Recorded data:
▬▬▬

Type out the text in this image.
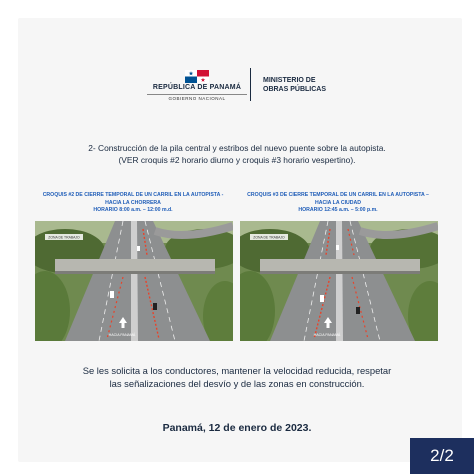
REPÚBLICA DE PANAMÁ
GOBIERNO NACIONAL
MINISTERIO DE
OBRAS PÚBLICAS
2- Construcción de la pila central y estribos del nuevo puente sobre la autopista.
(VER croquis #2 horario diurno y croquis #3 horario vespertino).
CROQUIS #2 DE CIERRE TEMPORAL DE UN CARRIL EN LA AUTOPISTA -
HACIA LA CHORRERA
HORARIO 8:00 a.m. – 12:00 m.d.
CROQUIS #3 DE CIERRE TEMPORAL DE UN CARRIL EN LA AUTOPISTA –
HACIA LA CIUDAD
HORARIO 12:45 a.m. – 5:00 p.m.
ZONA DE TRABAJO
HACIA PANAMÁ
ZONA DE TRABAJO
HACIA PANAMÁ
Se les solicita a los conductores, mantener la velocidad reducida, respetar
las señalizaciones del desvío y de las zonas en construcción.
Panamá, 12 de enero de 2023.
2/2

▬▬▬

INSTRUCTIONS FOR THE TASK:
Quote each record exactly as it stands, minus the pictures.

EXERCISE RESPONSE:
Type out the text in this image.
REPÚBLICA DE PANAMÁ
GOBIERNO NACIONAL
MINISTERIO DE
OBRAS PÚBLICAS
2- Construcción de la pila central y estribos del nuevo puente sobre la autopista.
(VER croquis #2 horario diurno y croquis #3 horario vespertino).
CROQUIS #2 DE CIERRE TEMPORAL DE UN CARRIL EN LA AUTOPISTA -
HACIA LA CHORRERA
HORARIO 8:00 a.m. – 12:00 m.d.
CROQUIS #3 DE CIERRE TEMPORAL DE UN CARRIL EN LA AUTOPISTA –
HACIA LA CIUDAD
HORARIO 12:45 a.m. – 5:00 p.m.
ZONA DE TRABAJO
HACIA PANAMÁ
ZONA DE TRABAJO
HACIA PANAMÁ
Se les solicita a los conductores, mantener la velocidad reducida, respetar
las señalizaciones del desvío y de las zonas en construcción.
Panamá, 12 de enero de 2023.
2/2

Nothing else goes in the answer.